### [WHAT THE TASK REQUIRES]
Tally the lines in these records that hold the string "name", and reply with the number alone.

-- START OF ENTRIES --

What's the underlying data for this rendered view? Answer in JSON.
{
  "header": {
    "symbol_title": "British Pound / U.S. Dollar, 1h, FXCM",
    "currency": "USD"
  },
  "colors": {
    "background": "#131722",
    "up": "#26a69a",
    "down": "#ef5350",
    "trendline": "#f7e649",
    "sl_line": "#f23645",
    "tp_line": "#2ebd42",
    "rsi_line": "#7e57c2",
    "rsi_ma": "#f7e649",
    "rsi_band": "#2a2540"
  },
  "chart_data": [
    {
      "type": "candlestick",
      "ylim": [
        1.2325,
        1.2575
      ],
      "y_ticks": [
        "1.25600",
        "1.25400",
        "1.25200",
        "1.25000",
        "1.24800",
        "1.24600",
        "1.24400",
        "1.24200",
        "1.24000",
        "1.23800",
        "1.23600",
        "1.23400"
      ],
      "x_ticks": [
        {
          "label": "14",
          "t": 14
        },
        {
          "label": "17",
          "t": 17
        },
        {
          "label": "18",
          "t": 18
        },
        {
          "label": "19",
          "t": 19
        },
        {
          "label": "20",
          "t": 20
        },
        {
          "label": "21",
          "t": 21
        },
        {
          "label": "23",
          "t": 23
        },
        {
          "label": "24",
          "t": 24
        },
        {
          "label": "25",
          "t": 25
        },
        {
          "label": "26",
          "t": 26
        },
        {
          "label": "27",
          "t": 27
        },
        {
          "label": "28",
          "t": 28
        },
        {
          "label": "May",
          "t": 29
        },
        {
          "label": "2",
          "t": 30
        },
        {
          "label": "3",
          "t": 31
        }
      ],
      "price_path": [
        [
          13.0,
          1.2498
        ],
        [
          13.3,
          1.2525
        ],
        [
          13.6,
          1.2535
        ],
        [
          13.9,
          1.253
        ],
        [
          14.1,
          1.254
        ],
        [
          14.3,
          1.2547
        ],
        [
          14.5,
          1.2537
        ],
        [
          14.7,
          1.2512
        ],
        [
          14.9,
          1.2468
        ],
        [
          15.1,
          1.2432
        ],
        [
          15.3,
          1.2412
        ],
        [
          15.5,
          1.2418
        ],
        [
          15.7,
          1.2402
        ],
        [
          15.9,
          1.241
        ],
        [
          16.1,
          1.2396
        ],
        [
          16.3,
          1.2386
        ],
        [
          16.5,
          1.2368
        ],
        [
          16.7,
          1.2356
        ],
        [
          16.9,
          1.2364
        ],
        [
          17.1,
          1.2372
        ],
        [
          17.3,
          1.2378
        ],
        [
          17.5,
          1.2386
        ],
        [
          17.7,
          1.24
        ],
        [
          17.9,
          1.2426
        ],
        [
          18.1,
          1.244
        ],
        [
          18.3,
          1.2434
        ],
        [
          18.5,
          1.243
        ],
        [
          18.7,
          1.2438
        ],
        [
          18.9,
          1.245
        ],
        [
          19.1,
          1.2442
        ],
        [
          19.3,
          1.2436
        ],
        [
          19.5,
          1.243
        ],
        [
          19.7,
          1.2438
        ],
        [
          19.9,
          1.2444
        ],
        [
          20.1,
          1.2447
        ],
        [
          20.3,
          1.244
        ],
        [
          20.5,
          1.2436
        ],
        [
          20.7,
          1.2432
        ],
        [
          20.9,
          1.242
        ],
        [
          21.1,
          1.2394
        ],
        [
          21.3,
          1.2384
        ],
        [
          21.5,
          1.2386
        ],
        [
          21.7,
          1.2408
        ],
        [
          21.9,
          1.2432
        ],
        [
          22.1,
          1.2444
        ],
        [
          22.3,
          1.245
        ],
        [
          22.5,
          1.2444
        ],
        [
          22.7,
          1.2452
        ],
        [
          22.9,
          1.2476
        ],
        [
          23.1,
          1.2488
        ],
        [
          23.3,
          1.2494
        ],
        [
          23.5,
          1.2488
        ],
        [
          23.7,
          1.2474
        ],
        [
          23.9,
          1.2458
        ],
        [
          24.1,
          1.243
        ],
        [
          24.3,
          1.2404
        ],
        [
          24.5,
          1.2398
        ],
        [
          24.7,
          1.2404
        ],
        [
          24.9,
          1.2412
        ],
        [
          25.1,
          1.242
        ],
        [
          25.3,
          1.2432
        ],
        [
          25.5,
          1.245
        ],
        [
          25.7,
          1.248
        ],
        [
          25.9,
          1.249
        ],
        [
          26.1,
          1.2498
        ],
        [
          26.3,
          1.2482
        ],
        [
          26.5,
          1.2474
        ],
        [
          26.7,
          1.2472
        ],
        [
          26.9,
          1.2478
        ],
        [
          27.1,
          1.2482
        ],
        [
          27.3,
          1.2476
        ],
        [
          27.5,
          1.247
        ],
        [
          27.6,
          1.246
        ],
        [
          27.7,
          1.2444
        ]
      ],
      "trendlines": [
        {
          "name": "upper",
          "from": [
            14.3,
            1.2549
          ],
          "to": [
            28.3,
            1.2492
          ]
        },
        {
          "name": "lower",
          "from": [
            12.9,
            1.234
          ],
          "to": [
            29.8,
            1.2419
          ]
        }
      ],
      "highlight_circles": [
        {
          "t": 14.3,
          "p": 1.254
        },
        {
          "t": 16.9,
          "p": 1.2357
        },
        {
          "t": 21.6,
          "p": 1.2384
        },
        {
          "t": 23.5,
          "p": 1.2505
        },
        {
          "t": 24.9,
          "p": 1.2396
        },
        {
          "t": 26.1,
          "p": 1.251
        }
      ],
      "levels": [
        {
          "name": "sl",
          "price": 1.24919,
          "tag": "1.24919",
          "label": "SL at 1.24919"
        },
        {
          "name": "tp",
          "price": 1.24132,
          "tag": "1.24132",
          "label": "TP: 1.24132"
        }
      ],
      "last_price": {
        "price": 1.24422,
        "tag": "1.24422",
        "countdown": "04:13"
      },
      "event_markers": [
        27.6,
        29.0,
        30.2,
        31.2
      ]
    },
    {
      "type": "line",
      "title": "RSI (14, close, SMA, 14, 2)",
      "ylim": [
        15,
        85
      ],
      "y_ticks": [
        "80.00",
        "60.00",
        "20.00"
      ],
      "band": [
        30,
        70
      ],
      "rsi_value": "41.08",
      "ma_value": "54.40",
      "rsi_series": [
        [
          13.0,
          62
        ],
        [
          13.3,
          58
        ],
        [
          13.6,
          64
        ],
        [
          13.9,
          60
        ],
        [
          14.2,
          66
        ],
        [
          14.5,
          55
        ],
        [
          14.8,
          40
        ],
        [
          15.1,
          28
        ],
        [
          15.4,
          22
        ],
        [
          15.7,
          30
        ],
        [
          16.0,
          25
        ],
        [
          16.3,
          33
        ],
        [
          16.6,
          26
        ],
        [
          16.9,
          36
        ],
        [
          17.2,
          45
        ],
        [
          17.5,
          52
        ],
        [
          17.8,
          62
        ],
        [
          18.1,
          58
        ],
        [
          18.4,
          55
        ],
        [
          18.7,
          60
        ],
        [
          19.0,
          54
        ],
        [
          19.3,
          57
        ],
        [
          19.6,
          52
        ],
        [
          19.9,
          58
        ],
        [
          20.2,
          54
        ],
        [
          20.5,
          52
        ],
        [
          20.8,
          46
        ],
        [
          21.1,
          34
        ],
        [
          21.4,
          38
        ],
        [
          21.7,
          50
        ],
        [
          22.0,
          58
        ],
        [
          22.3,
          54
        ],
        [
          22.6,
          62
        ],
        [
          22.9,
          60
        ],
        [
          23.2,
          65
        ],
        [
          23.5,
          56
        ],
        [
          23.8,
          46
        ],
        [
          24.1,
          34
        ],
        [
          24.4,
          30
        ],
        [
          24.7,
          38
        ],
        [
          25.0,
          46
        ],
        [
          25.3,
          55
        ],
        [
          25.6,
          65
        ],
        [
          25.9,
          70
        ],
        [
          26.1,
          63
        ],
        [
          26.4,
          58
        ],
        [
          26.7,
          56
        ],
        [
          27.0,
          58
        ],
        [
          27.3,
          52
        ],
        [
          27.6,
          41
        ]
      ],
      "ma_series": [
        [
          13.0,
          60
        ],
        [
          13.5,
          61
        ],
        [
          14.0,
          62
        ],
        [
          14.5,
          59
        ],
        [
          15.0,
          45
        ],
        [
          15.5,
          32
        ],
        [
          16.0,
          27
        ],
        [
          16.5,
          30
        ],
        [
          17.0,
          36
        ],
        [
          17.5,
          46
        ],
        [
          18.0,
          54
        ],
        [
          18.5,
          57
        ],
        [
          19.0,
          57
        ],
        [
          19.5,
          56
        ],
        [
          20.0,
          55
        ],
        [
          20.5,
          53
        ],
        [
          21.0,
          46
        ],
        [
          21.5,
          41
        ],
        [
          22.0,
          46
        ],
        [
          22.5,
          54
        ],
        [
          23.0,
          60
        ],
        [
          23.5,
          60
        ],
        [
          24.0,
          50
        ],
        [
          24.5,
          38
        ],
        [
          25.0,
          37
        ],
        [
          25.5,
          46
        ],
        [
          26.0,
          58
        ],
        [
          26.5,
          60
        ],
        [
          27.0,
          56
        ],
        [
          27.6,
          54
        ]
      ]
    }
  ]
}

-- END OF ENTRIES --

### [EXPECTED ANSWER]
4